# WRITTEN INSTRUCTION
Transcribe verbatim every line from the line containing "Type out the text in this image." to the end of the entries, including both endpoints. Output nothing beyond those lines.

# Records from a data collection
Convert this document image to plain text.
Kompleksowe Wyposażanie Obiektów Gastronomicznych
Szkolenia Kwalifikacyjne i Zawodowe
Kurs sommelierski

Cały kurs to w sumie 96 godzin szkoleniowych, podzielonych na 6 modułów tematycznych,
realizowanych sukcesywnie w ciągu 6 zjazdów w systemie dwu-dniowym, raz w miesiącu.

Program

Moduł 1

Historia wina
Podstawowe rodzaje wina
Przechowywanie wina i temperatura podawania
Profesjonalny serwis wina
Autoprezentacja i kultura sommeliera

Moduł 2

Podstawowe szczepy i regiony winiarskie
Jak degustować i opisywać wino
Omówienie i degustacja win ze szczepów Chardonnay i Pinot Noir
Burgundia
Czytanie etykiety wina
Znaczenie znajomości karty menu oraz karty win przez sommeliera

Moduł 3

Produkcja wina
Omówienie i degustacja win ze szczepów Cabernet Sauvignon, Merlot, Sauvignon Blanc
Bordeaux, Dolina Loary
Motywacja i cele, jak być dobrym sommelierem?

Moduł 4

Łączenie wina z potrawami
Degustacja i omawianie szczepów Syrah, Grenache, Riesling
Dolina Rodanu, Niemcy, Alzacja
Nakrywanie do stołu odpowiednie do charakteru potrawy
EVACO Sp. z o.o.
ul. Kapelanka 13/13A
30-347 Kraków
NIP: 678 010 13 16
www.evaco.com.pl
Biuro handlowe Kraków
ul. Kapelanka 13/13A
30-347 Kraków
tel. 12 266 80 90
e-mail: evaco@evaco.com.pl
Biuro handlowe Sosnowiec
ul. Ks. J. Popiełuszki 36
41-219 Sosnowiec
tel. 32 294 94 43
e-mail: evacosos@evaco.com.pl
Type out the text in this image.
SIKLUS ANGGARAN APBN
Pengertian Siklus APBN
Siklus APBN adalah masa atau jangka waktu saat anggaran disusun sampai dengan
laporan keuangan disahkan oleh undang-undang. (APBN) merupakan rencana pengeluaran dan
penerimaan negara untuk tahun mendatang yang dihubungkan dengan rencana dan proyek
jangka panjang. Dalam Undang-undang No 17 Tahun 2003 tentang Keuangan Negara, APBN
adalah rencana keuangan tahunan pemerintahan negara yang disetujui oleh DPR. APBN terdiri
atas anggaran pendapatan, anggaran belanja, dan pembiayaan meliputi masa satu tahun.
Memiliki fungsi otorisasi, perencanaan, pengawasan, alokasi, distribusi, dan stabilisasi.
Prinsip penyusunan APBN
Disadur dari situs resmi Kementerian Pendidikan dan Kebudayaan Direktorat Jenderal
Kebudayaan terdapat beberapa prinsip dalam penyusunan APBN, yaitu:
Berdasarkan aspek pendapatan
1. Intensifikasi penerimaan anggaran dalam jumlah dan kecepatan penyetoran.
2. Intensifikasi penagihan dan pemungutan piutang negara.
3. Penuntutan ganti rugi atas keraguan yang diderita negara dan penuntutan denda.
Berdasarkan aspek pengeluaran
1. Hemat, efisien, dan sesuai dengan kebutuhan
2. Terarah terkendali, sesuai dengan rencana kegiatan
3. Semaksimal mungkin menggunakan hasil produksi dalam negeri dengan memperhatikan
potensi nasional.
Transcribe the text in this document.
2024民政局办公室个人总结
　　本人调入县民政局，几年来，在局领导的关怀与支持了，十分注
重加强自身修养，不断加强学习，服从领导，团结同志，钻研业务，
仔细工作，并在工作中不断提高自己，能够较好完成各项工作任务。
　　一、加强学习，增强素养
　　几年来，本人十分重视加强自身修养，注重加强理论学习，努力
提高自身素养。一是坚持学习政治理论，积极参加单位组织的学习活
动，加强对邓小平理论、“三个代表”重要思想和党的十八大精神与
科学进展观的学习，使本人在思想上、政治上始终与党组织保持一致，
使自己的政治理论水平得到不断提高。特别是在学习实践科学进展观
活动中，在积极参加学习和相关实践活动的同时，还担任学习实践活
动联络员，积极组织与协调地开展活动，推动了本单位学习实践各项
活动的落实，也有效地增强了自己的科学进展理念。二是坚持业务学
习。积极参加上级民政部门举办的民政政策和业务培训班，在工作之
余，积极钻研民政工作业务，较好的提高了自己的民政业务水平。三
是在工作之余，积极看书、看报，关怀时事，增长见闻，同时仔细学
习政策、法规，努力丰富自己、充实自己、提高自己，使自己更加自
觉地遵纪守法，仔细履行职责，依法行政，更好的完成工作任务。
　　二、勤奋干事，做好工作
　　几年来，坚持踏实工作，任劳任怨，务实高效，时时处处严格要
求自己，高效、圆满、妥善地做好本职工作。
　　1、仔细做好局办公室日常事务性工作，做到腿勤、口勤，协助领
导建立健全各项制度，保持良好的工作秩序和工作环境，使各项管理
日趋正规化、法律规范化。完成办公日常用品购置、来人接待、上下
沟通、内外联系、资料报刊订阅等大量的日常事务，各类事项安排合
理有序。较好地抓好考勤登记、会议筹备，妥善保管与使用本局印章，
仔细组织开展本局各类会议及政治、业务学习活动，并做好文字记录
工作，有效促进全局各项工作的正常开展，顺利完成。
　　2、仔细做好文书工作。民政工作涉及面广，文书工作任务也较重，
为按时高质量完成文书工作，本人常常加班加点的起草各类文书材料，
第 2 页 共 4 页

# RESULT
Type out the text in this image.
SIKLUS ANGGARAN APBN
Pengertian Siklus APBN
Siklus APBN adalah masa atau jangka waktu saat anggaran disusun sampai dengan
laporan keuangan disahkan oleh undang-undang. (APBN) merupakan rencana pengeluaran dan
penerimaan negara untuk tahun mendatang yang dihubungkan dengan rencana dan proyek
jangka panjang. Dalam Undang-undang No 17 Tahun 2003 tentang Keuangan Negara, APBN
adalah rencana keuangan tahunan pemerintahan negara yang disetujui oleh DPR. APBN terdiri
atas anggaran pendapatan, anggaran belanja, dan pembiayaan meliputi masa satu tahun.
Memiliki fungsi otorisasi, perencanaan, pengawasan, alokasi, distribusi, dan stabilisasi.
Prinsip penyusunan APBN
Disadur dari situs resmi Kementerian Pendidikan dan Kebudayaan Direktorat Jenderal
Kebudayaan terdapat beberapa prinsip dalam penyusunan APBN, yaitu:
Berdasarkan aspek pendapatan
1. Intensifikasi penerimaan anggaran dalam jumlah dan kecepatan penyetoran.
2. Intensifikasi penagihan dan pemungutan piutang negara.
3. Penuntutan ganti rugi atas keraguan yang diderita negara dan penuntutan denda.
Berdasarkan aspek pengeluaran
1. Hemat, efisien, dan sesuai dengan kebutuhan
2. Terarah terkendali, sesuai dengan rencana kegiatan
3. Semaksimal mungkin menggunakan hasil produksi dalam negeri dengan memperhatikan
potensi nasional.
Transcribe the text in this document.
2024民政局办公室个人总结
　　本人调入县民政局，几年来，在局领导的关怀与支持了，十分注
重加强自身修养，不断加强学习，服从领导，团结同志，钻研业务，
仔细工作，并在工作中不断提高自己，能够较好完成各项工作任务。
　　一、加强学习，增强素养
　　几年来，本人十分重视加强自身修养，注重加强理论学习，努力
提高自身素养。一是坚持学习政治理论，积极参加单位组织的学习活
动，加强对邓小平理论、“三个代表”重要思想和党的十八大精神与
科学进展观的学习，使本人在思想上、政治上始终与党组织保持一致，
使自己的政治理论水平得到不断提高。特别是在学习实践科学进展观
活动中，在积极参加学习和相关实践活动的同时，还担任学习实践活
动联络员，积极组织与协调地开展活动，推动了本单位学习实践各项
活动的落实，也有效地增强了自己的科学进展理念。二是坚持业务学
习。积极参加上级民政部门举办的民政政策和业务培训班，在工作之
余，积极钻研民政工作业务，较好的提高了自己的民政业务水平。三
是在工作之余，积极看书、看报，关怀时事，增长见闻，同时仔细学
习政策、法规，努力丰富自己、充实自己、提高自己，使自己更加自
觉地遵纪守法，仔细履行职责，依法行政，更好的完成工作任务。
　　二、勤奋干事，做好工作
　　几年来，坚持踏实工作，任劳任怨，务实高效，时时处处严格要
求自己，高效、圆满、妥善地做好本职工作。
　　1、仔细做好局办公室日常事务性工作，做到腿勤、口勤，协助领
导建立健全各项制度，保持良好的工作秩序和工作环境，使各项管理
日趋正规化、法律规范化。完成办公日常用品购置、来人接待、上下
沟通、内外联系、资料报刊订阅等大量的日常事务，各类事项安排合
理有序。较好地抓好考勤登记、会议筹备，妥善保管与使用本局印章，
仔细组织开展本局各类会议及政治、业务学习活动，并做好文字记录
工作，有效促进全局各项工作的正常开展，顺利完成。
　　2、仔细做好文书工作。民政工作涉及面广，文书工作任务也较重，
为按时高质量完成文书工作，本人常常加班加点的起草各类文书材料，
第 2 页 共 4 页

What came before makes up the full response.